О задании - Согласно отрывку о языке Бергельсона, из какого романа он позаимствовал «свободный косвенный стиль»?

Фрагмент страницы -
На ярком фоне Шолом-Алейхема и других писателей его школы, пытавшихся воспроизвести в своей прозе живую разговорную речь простого местечкового еврея, язык Бергельсона казался многим современникам искусственным и далеким от реальности. По наблюдению литературоведа Даниэлы Мантован, у Бергельсона язык не является «данностью»: «он не „дан“ каждому из его носителей от природы, но является продуктом авторской рефлексии и таким образом воссоздан заново» [31] . Такого рода эстетизация идиша за счет его перевода из «низкого», повседневного регистра в регистр высокого искусства воспринималась критически даже таким радикальным модернистом как Миха-Йосеф Бердичевский, призывавшим, вслед за Ницше, к отказу от мертвого «абстрактного иудаизма» во имя живой «религии сердца». Однако модернизм Бердичевского — оказавший влияние и на молодого Бергельсона — распространялся только на ивритскую литературу. Когда дело касалось идиша, на котором Бердичевский написал множество коротких рассказов и эссе, то он становился консерватором: «на идише можно хорошо рассказать о еврее и поговорить с ним, но ему нельзя говорить о нас и о наших мыслях. Язык идиш плотно сросся с евреем, он глубоко сидит в его душе, и мы можем лишь сказать, что еврей говорит так-то и так-то, что он так-то и так-то представляет себе мир и еврейские дела, и что так-то и так-то он все это себе объясняет; но чтобы объяснить ему чужую мысль на его языке, нужно полностью погрузиться в его мир. Нужно суметь вложить эту мысль ему в рот и объяснить ему ее таким образом, как если бы он сам ее выразил и истолковал» [32] .
31
Mantovan D., Language and Style in Nokh alemen (1913): Bergelsons Debt to Flaubert / David Bergelson: From Modernist to Socialist Realism, ed. Joseph Sherman and Gennady Estraikh. Oxford: Legenda, 2007, h. 90.
32
Бердичевский М.-Й. Идише ксовим. Т. 2: Нью-Йорк: ИКУФ, 1951, с. 197–198.
Важнейшей новацией Бергельсона стало воспроизведение на идише «свободного косвенного стиля» (style indirect libre), позаимствованного из романа Флобера «Госпожа Бовари». К подзаголовку этого романа, «провинциальные нравы», читателя отсылают слова Герца о Миреле: «провинциальная трагедия» (в оригинале — «клейн-штетлдике»). Этот стиль позволил Бергельсону стереть четкую грань между прямой речью персонажа и ее косвенной передачей через авторское повествование. Пример такого рода встречается уже в самом начале, в описании отца Вовы Бурнеса, плавно переходящем от авторской внешней, оценочной характеристики — «черномазый, высокий, вышедший в люди простак, новоиспеченный богач» — к его внутренним размышлениям о том, как выйти из создавшегося затруднения: «Он постоянно расхаживал по своей комнате с папиросой в зубах, раздумывая о своих трех имениях и о том, что, пожалуй, достойнее всего будет совсем не упоминать о разрыве тноим и не произносить имени отца бывшей невесты». Бергельсон строит характер при помощи множества разрозненных бытовых деталей, несущих как фактическую информацию (поездка матери Вовы на лечение в Мариенбад или ежедневная молитва отца в синагоге), так и символический смысл, лаконично, иронично и точно определяя статус «новоиспеченного богача».

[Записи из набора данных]
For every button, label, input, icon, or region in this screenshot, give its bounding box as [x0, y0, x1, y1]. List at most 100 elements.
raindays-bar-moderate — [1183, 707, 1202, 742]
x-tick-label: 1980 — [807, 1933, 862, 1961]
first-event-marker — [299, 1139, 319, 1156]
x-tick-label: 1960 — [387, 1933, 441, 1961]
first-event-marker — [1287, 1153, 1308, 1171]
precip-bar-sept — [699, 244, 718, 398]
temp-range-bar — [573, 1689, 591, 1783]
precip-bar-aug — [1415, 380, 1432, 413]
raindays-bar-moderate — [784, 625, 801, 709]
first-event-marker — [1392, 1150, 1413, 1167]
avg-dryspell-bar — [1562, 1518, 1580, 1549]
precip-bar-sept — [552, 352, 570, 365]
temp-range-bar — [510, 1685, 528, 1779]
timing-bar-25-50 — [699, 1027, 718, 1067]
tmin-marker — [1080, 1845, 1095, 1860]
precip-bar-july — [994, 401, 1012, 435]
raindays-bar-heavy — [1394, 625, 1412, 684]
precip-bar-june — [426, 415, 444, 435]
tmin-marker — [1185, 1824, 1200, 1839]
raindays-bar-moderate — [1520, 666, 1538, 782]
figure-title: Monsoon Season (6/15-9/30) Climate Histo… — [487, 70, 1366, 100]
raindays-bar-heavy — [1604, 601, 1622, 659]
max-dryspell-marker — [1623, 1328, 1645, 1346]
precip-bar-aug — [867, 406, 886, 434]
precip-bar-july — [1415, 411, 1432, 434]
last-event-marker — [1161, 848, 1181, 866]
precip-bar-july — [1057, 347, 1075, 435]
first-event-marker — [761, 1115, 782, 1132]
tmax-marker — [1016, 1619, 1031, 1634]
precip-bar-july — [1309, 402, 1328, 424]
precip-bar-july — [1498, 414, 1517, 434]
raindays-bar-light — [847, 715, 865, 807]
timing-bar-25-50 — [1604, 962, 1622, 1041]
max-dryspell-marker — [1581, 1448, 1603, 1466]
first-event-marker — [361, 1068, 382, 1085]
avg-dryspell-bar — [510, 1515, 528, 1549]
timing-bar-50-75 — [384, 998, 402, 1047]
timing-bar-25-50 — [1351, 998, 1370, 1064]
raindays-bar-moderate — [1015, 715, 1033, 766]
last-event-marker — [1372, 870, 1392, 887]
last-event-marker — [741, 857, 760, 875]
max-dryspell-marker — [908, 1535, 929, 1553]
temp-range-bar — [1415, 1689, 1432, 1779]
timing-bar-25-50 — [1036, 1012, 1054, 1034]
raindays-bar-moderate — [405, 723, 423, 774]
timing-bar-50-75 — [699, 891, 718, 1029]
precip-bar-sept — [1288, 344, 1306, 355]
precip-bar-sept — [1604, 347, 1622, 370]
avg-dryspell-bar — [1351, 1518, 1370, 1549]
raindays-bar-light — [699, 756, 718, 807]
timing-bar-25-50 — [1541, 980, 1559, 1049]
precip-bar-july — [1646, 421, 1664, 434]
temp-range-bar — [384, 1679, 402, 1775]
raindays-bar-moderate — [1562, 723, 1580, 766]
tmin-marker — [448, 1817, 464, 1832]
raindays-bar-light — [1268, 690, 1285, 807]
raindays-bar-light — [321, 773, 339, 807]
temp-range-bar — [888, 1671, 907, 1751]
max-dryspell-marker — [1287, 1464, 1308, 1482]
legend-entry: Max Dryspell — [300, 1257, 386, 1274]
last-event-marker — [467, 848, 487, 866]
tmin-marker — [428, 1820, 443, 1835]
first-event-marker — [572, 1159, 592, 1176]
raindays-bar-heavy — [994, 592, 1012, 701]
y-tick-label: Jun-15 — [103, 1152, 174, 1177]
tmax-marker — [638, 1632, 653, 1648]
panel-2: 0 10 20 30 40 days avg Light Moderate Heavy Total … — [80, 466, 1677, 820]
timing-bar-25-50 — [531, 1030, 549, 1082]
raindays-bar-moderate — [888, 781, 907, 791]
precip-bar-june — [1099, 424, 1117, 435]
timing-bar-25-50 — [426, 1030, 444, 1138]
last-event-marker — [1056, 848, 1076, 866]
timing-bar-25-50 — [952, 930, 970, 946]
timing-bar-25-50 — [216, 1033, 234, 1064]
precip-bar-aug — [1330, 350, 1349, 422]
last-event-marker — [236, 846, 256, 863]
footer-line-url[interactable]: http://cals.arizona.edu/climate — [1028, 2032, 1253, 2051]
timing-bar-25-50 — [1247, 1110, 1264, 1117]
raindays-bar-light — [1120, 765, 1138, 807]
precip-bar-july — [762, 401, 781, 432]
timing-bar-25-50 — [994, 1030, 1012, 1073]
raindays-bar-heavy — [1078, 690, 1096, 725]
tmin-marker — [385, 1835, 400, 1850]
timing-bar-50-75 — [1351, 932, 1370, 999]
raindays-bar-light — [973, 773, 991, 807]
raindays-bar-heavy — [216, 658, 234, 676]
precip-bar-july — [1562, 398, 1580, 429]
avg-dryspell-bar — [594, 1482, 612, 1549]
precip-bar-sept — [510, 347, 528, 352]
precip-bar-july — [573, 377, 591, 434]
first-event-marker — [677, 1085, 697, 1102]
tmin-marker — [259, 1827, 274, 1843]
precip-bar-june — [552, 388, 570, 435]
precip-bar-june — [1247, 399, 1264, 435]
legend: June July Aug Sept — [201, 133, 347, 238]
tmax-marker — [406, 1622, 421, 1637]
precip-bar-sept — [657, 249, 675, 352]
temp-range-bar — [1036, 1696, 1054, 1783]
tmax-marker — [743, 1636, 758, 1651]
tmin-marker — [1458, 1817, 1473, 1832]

Результат - Из романа Флобера «Госпожа Бовари».